● **What the task requires**
Make an exact copy of the lines below.

● **Records provided**

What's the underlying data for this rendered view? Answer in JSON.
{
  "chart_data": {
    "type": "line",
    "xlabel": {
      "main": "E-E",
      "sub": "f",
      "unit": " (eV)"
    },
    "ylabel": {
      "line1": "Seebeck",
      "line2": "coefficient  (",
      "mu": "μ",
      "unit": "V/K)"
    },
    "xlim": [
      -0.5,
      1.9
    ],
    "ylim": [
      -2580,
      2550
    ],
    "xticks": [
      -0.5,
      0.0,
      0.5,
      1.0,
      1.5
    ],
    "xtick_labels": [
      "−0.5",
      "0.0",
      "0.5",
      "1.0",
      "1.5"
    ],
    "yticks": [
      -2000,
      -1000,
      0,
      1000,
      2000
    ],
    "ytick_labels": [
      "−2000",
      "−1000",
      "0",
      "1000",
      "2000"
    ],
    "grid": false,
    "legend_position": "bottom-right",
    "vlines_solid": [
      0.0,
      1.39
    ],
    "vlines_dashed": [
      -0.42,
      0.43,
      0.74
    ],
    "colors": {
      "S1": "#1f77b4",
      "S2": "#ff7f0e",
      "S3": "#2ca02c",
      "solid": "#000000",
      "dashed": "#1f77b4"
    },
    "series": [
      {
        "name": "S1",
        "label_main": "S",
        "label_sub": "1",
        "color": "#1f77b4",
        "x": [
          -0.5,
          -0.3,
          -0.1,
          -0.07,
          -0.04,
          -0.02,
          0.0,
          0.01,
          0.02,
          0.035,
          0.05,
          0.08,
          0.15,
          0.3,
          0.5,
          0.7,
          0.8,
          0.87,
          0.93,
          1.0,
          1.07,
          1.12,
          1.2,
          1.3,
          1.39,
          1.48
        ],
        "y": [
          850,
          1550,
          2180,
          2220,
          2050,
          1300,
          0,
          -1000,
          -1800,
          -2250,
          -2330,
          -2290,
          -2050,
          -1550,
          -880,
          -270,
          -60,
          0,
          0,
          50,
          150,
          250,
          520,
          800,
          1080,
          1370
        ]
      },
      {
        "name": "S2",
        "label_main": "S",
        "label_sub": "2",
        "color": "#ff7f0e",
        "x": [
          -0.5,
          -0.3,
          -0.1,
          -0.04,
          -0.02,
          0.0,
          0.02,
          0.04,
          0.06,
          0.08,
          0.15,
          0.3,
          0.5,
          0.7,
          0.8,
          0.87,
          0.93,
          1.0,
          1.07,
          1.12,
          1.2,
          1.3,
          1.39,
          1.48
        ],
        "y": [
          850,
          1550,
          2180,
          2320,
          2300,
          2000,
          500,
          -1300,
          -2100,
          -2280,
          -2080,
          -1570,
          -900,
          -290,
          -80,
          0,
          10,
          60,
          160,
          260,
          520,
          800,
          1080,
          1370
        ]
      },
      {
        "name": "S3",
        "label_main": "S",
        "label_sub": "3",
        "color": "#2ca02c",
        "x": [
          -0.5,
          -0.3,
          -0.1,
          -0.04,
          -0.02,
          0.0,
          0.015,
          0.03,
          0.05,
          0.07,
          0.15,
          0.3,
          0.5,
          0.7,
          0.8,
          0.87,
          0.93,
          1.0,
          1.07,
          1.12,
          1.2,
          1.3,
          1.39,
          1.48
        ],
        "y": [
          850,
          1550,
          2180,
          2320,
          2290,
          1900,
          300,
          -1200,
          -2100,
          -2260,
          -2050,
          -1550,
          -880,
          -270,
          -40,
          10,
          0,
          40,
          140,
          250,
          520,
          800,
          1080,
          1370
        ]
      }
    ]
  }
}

● **Full solution**
What's the underlying data for this rendered view? Answer in JSON.
{
  "chart_data": {
    "type": "line",
    "xlabel": {
      "main": "E-E",
      "sub": "f",
      "unit": " (eV)"
    },
    "ylabel": {
      "line1": "Seebeck",
      "line2": "coefficient  (",
      "mu": "μ",
      "unit": "V/K)"
    },
    "xlim": [
      -0.5,
      1.9
    ],
    "ylim": [
      -2580,
      2550
    ],
    "xticks": [
      -0.5,
      0.0,
      0.5,
      1.0,
      1.5
    ],
    "xtick_labels": [
      "−0.5",
      "0.0",
      "0.5",
      "1.0",
      "1.5"
    ],
    "yticks": [
      -2000,
      -1000,
      0,
      1000,
      2000
    ],
    "ytick_labels": [
      "−2000",
      "−1000",
      "0",
      "1000",
      "2000"
    ],
    "grid": false,
    "legend_position": "bottom-right",
    "vlines_solid": [
      0.0,
      1.39
    ],
    "vlines_dashed": [
      -0.42,
      0.43,
      0.74
    ],
    "colors": {
      "S1": "#1f77b4",
      "S2": "#ff7f0e",
      "S3": "#2ca02c",
      "solid": "#000000",
      "dashed": "#1f77b4"
    },
    "series": [
      {
        "name": "S1",
        "label_main": "S",
        "label_sub": "1",
        "color": "#1f77b4",
        "x": [
          -0.5,
          -0.3,
          -0.1,
          -0.07,
          -0.04,
          -0.02,
          0.0,
          0.01,
          0.02,
          0.035,
          0.05,
          0.08,
          0.15,
          0.3,
          0.5,
          0.7,
          0.8,
          0.87,
          0.93,
          1.0,
          1.07,
          1.12,
          1.2,
          1.3,
          1.39,
          1.48
        ],
        "y": [
          850,
          1550,
          2180,
          2220,
          2050,
          1300,
          0,
          -1000,
          -1800,
          -2250,
          -2330,
          -2290,
          -2050,
          -1550,
          -880,
          -270,
          -60,
          0,
          0,
          50,
          150,
          250,
          520,
          800,
          1080,
          1370
        ]
      },
      {
        "name": "S2",
        "label_main": "S",
        "label_sub": "2",
        "color": "#ff7f0e",
        "x": [
          -0.5,
          -0.3,
          -0.1,
          -0.04,
          -0.02,
          0.0,
          0.02,
          0.04,
          0.06,
          0.08,
          0.15,
          0.3,
          0.5,
          0.7,
          0.8,
          0.87,
          0.93,
          1.0,
          1.07,
          1.12,
          1.2,
          1.3,
          1.39,
          1.48
        ],
        "y": [
          850,
          1550,
          2180,
          2320,
          2300,
          2000,
          500,
          -1300,
          -2100,
          -2280,
          -2080,
          -1570,
          -900,
          -290,
          -80,
          0,
          10,
          60,
          160,
          260,
          520,
          800,
          1080,
          1370
        ]
      },
      {
        "name": "S3",
        "label_main": "S",
        "label_sub": "3",
        "color": "#2ca02c",
        "x": [
          -0.5,
          -0.3,
          -0.1,
          -0.04,
          -0.02,
          0.0,
          0.015,
          0.03,
          0.05,
          0.07,
          0.15,
          0.3,
          0.5,
          0.7,
          0.8,
          0.87,
          0.93,
          1.0,
          1.07,
          1.12,
          1.2,
          1.3,
          1.39,
          1.48
        ],
        "y": [
          850,
          1550,
          2180,
          2320,
          2290,
          1900,
          300,
          -1200,
          -2100,
          -2260,
          -2050,
          -1550,
          -880,
          -270,
          -40,
          10,
          0,
          40,
          140,
          250,
          520,
          800,
          1080,
          1370
        ]
      }
    ]
  }
}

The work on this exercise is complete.